— Exercise brief —
In the Mount Kinabalu search report, why did the RAF team stop its hunt?

— Selected passage —
────────
Finding the campsite meant that the lost team, or at least some of its members, had survived the most dangerous part of the descent down Mount Kinabalu, South-east Asia's highest peak. Two days running now, the RAF rescuers have found evidence of campsites. It seems the missing team managed to spider down a 1,500ft cliff and a slippery ravine of waterfalls and rockpools strewn with boulders the size of houses, where searchers earlier had feared they might have perished.

However, the RAF team of 16 mountaineers and jungle survival experts yesterday abandoned their hunt for several days. 'The RAF had gone as far as they could,' the army spokesman said. They had run out of supplies and were exhausted from the arduous descent into Low's Gully, a jagged ridge sealing in a misty jungle valley.

A fresh team of searchers from the Royal Marines, the army and the RAF will start again tomorrow. They will be dropped by helicopter along the Panataran river and, hacking their way through the dense rain forest, will sweep up Low's Gully to resume the search. Until then, over 300 Malaysian soldiers will continue combing the jungle valley floor. Torrential rains and freak fierce winds bedevilled the air search. One pilot, Flt-Sgt Jim Smith, described how, as he tried to fly low over the rain forest canopy, he had to wrestle with his controls. 'It felt like the helicopter was being drawn towards the cliffs,' he said.
────────
— Listed entries —
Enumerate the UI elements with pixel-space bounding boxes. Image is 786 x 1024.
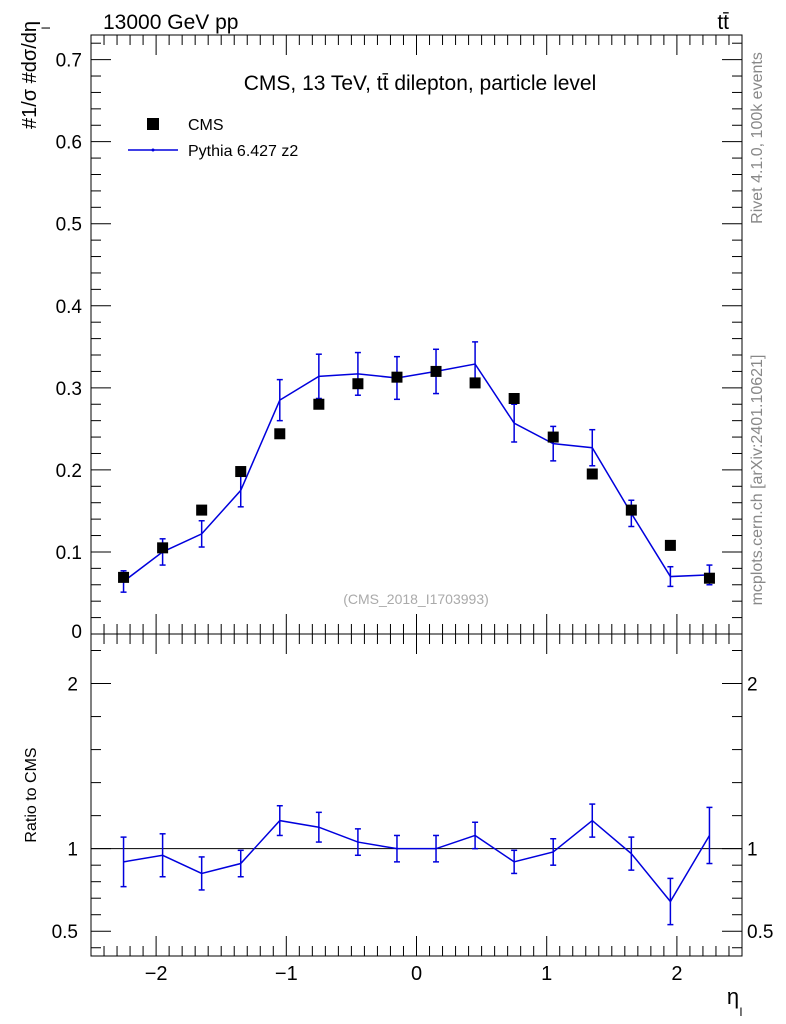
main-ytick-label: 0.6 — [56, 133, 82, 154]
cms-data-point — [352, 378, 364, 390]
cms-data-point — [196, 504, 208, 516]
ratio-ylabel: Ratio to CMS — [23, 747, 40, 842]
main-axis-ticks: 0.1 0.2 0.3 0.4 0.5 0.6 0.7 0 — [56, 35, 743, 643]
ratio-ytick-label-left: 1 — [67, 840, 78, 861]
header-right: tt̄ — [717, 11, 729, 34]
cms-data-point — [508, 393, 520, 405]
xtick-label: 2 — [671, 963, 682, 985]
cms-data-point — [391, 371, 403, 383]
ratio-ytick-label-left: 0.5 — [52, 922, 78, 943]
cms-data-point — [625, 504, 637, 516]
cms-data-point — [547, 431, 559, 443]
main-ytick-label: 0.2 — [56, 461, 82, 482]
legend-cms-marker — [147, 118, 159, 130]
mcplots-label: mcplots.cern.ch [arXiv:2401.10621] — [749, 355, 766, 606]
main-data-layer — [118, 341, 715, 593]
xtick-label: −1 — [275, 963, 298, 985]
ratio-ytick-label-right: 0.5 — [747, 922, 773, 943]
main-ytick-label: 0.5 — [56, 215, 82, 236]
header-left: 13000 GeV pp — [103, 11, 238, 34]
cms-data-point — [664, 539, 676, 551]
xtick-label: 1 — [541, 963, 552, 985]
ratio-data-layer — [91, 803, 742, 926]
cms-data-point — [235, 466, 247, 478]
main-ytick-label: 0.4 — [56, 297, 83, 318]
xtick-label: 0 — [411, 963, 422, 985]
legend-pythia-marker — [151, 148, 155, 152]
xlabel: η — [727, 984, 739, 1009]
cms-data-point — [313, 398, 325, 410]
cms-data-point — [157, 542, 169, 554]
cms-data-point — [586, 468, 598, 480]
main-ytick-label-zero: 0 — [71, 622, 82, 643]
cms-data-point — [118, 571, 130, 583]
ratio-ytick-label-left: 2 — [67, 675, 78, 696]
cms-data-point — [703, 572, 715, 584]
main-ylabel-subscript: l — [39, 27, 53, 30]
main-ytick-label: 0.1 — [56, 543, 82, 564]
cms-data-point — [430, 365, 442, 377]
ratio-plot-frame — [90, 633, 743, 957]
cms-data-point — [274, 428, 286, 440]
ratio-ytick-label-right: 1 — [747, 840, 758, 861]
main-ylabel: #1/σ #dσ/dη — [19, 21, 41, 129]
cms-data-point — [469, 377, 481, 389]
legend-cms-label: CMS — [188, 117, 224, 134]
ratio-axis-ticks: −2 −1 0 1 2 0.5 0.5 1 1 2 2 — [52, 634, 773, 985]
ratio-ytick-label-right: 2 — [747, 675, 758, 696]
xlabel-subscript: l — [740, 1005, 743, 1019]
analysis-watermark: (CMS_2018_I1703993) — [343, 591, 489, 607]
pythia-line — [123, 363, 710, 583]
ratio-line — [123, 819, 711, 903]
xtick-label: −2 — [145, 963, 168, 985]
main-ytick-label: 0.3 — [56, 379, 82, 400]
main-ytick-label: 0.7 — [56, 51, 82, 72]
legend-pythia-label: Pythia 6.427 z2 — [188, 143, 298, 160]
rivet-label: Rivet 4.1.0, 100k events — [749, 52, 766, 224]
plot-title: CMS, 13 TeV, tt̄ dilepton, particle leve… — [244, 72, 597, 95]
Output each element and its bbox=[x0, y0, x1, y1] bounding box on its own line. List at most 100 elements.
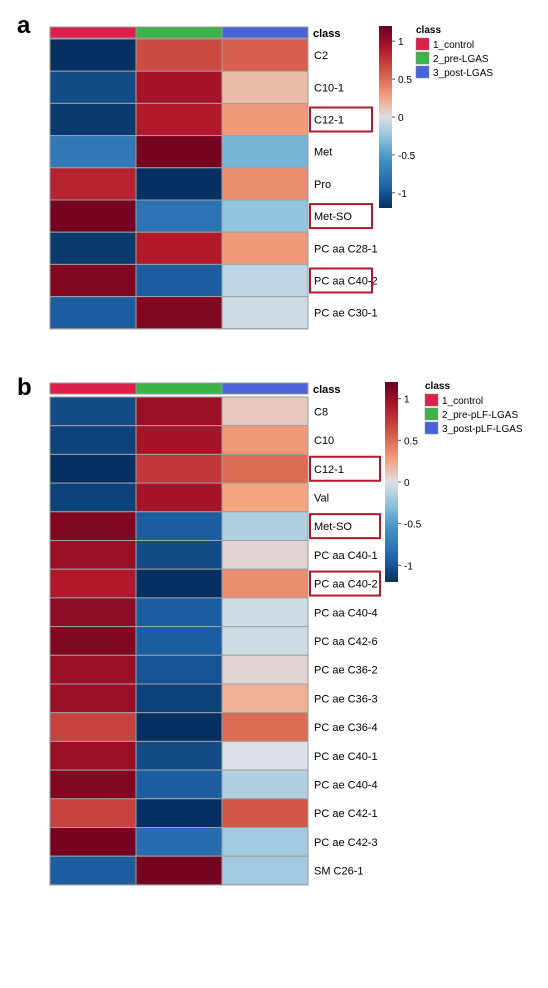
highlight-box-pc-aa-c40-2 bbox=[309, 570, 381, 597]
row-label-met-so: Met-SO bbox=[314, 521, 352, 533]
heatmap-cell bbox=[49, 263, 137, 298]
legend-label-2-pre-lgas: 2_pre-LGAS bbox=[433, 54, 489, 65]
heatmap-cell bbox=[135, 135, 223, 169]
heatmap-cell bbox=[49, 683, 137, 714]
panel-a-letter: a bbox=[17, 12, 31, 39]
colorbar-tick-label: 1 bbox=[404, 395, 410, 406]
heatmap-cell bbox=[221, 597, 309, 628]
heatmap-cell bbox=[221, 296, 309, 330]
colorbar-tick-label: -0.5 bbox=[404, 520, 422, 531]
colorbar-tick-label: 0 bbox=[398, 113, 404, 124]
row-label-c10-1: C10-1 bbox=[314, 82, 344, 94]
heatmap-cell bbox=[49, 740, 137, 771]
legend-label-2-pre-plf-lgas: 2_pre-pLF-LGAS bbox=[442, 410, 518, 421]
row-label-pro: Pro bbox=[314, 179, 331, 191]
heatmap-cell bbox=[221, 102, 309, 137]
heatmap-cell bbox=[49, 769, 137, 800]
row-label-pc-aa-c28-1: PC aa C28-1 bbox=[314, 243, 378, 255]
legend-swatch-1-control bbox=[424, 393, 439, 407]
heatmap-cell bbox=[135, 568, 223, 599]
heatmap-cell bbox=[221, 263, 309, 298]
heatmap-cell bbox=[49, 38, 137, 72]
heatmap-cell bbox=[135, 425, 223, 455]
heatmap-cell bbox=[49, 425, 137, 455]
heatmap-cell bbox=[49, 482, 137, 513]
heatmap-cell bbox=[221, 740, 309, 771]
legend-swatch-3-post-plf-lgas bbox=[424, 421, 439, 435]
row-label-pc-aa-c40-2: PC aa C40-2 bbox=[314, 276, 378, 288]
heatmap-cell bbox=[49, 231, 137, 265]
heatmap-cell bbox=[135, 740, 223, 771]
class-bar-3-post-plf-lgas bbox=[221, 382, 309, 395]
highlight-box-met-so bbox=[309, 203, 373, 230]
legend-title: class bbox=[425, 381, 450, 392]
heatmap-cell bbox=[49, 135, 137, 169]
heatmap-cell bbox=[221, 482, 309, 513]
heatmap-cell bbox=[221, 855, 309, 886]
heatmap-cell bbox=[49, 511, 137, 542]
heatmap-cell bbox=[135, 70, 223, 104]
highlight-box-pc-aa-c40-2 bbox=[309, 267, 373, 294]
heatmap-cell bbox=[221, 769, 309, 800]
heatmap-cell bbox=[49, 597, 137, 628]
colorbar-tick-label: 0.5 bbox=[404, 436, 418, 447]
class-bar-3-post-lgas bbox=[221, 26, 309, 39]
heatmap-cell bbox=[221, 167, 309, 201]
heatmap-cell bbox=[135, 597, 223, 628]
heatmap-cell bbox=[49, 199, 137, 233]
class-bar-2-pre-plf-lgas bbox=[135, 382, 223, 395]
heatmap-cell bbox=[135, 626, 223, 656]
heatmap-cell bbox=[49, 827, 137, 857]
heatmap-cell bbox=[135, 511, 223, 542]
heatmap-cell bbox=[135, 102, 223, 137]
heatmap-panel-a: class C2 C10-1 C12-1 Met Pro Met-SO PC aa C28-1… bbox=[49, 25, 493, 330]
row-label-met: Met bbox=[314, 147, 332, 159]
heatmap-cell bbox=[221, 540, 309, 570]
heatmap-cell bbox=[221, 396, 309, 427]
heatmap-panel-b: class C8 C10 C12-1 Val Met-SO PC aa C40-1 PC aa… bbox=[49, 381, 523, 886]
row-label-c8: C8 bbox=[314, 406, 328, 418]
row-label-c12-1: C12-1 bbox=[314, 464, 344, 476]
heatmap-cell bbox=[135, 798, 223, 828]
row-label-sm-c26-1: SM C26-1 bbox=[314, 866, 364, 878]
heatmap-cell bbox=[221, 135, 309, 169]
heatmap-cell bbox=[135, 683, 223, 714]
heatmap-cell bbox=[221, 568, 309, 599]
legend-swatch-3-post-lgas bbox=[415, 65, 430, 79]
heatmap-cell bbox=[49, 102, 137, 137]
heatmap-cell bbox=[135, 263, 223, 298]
────────
— Finished answer —
The RAF team had run out of supplies and was exhausted from the hard descent into Low's Gully.